Task objective: Track down every line below that holds "this" and copy it.

Provided data:
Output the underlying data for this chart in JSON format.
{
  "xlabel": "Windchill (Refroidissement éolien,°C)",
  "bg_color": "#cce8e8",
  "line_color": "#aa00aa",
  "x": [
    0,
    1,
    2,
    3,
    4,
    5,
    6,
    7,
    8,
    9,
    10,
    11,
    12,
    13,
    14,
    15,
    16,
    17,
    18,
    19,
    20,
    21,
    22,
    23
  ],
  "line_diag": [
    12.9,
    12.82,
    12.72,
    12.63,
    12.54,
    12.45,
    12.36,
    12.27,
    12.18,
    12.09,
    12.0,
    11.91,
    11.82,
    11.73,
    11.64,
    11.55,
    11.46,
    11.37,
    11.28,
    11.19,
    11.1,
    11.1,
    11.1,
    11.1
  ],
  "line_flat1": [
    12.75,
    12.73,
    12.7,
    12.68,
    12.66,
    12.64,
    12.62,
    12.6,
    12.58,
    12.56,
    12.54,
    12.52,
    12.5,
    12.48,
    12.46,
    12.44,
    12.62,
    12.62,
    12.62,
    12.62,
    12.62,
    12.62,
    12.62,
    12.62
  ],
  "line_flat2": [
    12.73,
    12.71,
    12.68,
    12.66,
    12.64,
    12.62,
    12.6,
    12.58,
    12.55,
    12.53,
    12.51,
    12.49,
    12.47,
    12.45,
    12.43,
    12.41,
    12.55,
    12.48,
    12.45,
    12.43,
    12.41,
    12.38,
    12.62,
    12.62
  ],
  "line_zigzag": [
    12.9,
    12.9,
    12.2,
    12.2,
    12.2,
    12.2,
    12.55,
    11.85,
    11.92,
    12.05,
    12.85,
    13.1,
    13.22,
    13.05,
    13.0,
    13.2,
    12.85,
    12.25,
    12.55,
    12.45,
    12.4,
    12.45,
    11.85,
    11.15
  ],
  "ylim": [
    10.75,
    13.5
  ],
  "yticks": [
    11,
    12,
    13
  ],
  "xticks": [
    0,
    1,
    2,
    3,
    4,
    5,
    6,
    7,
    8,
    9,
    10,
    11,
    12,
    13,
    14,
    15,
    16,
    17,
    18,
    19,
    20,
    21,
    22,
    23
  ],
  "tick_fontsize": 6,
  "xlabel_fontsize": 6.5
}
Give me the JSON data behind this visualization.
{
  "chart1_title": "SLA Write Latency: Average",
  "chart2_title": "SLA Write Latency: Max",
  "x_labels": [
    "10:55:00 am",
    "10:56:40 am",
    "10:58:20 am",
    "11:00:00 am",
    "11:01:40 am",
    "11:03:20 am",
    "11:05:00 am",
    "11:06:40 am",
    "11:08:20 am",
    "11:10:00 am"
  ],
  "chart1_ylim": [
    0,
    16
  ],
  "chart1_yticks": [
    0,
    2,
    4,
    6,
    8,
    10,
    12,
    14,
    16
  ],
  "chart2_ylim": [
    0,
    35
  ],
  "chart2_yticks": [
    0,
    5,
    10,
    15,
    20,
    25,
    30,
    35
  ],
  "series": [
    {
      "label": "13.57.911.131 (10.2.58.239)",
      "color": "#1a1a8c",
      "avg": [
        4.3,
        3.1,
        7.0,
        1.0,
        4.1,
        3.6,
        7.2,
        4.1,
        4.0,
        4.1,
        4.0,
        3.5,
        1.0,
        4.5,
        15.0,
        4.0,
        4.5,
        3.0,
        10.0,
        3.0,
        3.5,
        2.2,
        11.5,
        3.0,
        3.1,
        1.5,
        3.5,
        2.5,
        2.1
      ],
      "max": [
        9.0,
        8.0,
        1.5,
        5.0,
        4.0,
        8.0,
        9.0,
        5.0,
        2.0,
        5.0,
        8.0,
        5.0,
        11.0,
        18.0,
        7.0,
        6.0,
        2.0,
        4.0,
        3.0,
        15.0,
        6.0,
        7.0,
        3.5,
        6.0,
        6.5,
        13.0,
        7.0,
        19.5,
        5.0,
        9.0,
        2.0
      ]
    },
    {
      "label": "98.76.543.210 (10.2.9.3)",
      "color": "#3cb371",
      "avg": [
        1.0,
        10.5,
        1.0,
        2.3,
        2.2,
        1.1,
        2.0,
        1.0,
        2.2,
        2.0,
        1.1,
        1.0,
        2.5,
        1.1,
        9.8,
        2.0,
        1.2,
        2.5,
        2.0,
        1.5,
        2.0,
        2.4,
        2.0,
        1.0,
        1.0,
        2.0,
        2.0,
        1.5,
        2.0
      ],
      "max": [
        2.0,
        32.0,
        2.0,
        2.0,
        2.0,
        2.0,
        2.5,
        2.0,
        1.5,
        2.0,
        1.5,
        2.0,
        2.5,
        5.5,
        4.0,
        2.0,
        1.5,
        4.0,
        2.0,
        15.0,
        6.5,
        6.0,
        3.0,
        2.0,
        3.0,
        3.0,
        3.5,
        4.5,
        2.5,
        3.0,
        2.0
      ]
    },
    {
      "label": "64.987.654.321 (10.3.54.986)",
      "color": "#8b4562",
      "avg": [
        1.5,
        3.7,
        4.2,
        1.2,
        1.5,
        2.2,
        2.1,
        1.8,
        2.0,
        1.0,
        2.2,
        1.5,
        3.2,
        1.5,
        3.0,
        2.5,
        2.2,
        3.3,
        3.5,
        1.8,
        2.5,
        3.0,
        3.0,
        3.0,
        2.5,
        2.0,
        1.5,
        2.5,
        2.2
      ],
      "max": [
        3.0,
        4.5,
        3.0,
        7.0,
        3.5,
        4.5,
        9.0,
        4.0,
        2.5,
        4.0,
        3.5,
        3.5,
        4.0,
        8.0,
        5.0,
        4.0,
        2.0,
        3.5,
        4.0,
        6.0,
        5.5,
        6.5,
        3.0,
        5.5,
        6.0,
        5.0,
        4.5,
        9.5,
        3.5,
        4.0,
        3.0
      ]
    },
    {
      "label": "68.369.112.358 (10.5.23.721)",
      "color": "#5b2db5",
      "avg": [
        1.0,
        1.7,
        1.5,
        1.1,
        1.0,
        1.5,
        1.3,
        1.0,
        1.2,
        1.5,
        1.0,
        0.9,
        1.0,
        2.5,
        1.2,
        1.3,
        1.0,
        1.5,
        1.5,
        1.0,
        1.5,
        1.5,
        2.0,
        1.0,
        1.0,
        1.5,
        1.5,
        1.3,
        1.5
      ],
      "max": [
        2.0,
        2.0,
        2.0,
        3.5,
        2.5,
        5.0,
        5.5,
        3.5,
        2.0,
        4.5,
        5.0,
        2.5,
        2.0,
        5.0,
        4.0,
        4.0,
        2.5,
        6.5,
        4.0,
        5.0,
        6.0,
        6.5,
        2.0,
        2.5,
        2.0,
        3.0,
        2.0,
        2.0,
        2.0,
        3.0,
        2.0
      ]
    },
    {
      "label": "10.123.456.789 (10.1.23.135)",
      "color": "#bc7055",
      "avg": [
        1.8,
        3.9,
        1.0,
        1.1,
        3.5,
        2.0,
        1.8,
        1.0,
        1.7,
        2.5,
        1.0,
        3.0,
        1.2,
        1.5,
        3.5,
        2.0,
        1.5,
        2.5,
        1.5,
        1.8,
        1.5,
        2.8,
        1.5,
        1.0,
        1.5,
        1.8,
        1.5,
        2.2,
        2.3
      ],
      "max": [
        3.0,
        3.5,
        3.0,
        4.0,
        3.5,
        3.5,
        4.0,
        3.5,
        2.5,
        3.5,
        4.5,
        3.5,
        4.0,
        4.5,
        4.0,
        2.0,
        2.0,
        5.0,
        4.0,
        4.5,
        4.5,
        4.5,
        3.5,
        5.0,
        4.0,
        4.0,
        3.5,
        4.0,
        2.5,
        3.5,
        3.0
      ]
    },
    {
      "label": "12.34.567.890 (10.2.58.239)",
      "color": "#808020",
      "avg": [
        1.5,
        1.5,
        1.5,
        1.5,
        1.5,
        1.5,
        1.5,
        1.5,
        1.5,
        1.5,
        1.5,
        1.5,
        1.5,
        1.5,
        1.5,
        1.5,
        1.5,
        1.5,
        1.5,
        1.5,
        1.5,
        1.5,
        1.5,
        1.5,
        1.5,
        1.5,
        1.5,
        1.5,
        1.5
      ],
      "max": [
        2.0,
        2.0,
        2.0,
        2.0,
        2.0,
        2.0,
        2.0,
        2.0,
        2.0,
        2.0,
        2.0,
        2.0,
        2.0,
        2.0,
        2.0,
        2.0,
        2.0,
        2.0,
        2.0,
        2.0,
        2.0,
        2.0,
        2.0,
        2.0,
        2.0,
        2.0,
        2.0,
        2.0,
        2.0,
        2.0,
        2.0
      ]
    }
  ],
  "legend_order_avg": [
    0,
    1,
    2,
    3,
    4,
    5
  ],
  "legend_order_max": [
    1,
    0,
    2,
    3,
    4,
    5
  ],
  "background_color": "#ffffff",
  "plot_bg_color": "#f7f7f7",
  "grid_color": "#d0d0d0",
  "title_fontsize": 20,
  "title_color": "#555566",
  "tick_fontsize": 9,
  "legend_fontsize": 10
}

Response:
Output the underlying data for this chart in JSON format.
Give me the JSON data behind this visualization.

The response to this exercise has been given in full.